TASKS ▸
1) Write out the part of the passage about the Dovegate therapeutic community starting with "In this Introduction" and going on through "provide some comparison.".
2) In the passage about the Dovegate therapeutic community, condense the paragraph beginning "In this Introduction we provide" into a short bulleted list that keeps its main facts.

Primarily this book is about the residents of the Therapeutic Community (TC) in Her Majesty’s Prison (HMP) Dovegate. We wanted the first, and last, words to be those of a TC resident. There are several reasons for this. First, politically, it rather pins our colours to the mast by privileging the residents as the most important people in both the therapeutic enterprise and the research that we are reporting. Second, it highlights the importance of our attentiveness to what the TC residents had to say and the insights they had to offer about their own experiences of therapy. Third, embedded within the extract is a clue about the difference between mainstream prison and a therapeutic community, and it offers some tantalising hints about the TC Dovegate ethos, which will be explained in full later. It is also suggestive about the outcomes for this resident. Ultimately interventions within prisons, particularly TCs, are about changing lives. A strong theme of this book is “change” and the role that the TC played in bringing about changes, what they are, whether they are sustainable and what they mean to individual residents.
In this Introduction we provide some background to what we, as researchers, set out to do. We thought it useful to look briefly at the work of HMP Grendon, in terms of both its TC and also some of its associated research activity, not only to show how the Dovegate TC and its research evaluation learnt from these but also to explain some similarities to and differences from the Grendon experience. As Roland Woodward, the first director of therapy at Dovegate, was very keen that the Dovegate TC “was not a replica of Grendon” (Woodward chapter in Cullen and MacKenzie, 2011, p. 129), it seemed helpful to provide some comparison.
As part of the context, we set out some of the dilemmas and tensions inherent in undertaking a complicated piece of research in a complex setting. This includes some discussion of the competing demands and sometimes conflicting aims of conducting therapy in a private prison and the challenges in undertaking research. We also describe the philosophy underpinning the research and sketch out the key theoretical constructs. A recently published joint inspection by HMI Prison and HMI Probation Services not only provides a timely reminder of why working therapeutically with prisoners is so important but also strengthens the rationale for evaluating the gains to be had from such an intervention (Criminal Justice Joint Inspection, 2013). The inspection team noted (p. 7):
prisoners were able to drift through their sentence without being challenged … Offending behaviour work done in closed prisons was not always consolidated on arrival in open conditions. Transfer from closed to open conditions was a key transitional phase of the life sentence, but prisoners were often poorly prepared for this move; as a result, many suffered a “culture shock” on their arrival in open prison . … The quality of assessments and plans completed in prison to manage risk of harm to others was insufficient, with many lacking thorough analysis of the motivation and triggers for the original offending.

Document layout analysis data
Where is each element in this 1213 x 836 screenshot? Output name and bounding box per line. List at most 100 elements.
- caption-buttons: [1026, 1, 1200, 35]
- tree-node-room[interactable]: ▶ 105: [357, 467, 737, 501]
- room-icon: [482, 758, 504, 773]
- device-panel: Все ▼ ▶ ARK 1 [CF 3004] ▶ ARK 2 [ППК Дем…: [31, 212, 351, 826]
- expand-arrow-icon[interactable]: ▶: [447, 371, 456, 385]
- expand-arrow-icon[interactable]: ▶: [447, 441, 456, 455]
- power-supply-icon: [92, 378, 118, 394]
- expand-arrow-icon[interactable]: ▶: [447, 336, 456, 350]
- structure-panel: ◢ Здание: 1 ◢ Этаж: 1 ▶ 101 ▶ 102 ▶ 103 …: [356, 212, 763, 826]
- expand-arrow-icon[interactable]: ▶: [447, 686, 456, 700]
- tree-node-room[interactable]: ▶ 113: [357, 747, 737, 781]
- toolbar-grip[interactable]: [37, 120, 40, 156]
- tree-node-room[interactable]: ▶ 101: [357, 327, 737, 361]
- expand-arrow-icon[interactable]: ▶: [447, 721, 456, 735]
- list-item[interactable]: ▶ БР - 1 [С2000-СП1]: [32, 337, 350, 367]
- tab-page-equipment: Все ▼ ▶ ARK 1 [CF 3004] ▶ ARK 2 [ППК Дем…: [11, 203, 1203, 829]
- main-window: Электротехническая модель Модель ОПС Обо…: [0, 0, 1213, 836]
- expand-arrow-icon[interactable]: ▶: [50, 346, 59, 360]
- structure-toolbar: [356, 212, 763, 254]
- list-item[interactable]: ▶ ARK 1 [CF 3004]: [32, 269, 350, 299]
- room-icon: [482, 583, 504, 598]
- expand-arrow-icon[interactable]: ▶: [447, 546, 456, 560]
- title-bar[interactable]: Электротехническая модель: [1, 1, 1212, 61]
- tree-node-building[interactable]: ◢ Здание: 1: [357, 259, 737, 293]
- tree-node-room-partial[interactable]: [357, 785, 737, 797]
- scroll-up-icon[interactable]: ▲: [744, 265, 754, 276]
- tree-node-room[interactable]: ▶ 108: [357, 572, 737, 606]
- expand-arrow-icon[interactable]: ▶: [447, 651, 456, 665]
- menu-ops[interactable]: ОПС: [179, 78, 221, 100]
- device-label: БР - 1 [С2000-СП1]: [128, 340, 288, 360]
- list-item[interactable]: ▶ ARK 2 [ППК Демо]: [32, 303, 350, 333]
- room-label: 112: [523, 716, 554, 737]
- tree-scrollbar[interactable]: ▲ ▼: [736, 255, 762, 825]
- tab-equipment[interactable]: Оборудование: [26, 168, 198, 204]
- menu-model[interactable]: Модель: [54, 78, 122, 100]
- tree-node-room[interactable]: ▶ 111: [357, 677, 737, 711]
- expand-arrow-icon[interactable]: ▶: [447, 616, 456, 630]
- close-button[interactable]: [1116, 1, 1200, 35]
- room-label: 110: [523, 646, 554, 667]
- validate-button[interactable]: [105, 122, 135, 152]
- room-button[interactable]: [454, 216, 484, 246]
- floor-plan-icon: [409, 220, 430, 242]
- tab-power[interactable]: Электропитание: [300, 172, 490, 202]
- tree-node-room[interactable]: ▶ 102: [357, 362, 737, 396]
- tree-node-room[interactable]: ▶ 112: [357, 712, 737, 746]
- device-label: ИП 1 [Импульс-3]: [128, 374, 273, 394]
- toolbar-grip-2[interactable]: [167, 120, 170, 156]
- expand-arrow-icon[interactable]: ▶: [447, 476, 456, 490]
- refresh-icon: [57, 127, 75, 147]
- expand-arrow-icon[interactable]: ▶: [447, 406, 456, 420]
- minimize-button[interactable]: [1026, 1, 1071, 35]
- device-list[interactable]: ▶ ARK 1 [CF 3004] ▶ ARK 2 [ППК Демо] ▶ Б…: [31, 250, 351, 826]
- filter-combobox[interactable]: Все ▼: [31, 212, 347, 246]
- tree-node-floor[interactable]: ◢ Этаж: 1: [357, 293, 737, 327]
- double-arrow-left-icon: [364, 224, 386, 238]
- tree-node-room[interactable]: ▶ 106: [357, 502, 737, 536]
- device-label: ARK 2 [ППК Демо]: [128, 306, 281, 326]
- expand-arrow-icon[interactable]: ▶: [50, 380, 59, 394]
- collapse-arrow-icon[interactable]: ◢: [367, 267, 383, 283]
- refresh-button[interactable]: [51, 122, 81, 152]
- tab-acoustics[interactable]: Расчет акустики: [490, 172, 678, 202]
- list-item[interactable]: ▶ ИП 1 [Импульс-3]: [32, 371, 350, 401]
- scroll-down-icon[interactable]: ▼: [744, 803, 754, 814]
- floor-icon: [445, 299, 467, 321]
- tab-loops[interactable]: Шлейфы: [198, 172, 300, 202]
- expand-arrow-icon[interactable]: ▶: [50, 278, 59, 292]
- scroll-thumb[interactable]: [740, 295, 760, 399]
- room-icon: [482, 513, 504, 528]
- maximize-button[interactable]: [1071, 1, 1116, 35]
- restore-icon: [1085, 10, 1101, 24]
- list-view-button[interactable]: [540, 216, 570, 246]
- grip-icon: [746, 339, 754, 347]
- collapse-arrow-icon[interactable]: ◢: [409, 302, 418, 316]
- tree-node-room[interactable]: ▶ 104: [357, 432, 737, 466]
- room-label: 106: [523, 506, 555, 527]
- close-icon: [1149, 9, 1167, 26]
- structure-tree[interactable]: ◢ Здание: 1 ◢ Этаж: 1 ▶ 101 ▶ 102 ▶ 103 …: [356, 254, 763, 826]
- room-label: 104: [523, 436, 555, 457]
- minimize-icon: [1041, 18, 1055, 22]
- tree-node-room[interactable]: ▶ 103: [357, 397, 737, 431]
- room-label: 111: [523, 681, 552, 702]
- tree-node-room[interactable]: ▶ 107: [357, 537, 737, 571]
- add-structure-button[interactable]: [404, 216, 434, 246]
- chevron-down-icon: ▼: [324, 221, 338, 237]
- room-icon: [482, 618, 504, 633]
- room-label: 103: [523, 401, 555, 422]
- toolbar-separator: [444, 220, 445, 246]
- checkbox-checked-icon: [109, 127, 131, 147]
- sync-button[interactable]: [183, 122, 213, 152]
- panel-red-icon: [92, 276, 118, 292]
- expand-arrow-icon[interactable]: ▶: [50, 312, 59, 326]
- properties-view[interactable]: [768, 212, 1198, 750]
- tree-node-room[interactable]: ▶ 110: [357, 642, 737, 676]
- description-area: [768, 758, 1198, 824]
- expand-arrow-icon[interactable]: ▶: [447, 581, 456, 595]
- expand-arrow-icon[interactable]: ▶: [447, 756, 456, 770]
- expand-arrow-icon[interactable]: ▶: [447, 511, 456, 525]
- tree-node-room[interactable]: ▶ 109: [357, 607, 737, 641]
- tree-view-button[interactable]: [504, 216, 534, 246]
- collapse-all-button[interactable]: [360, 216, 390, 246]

ANSWERS PROVIDED ▸
1)
In this Introduction we provide some background to what we, as researchers, set out to do. We thought it useful to look briefly at the work of HMP Grendon, in terms of both its TC and also some of its associated research activity, not only to show how the Dovegate TC and its research evaluation learnt from these but also to explain some similarities to and differences from the Grendon experience. As Roland Woodward, the first director of therapy at Dovegate, was very keen that the Dovegate TC “was not a replica of Grendon” (Woodward chapter in Cullen and MacKenzie, 2011, p. 129), it seemed helpful to provide some comparison.

2)
- The Introduction gives background on what the researchers set out to do.
- It briefly looks at HMP Grendon's therapeutic community and some of its related research.
- This shows how the Dovegate TC and its research evaluation learned from Grendon. It also explains similarities to and differences from the Grendon experience.
- A comparison is useful because Roland Woodward, Dovegate's first director of therapy, wanted the Dovegate TC to be "not a replica of Grendon" (Cullen and MacKenzie, 2011, p. 129).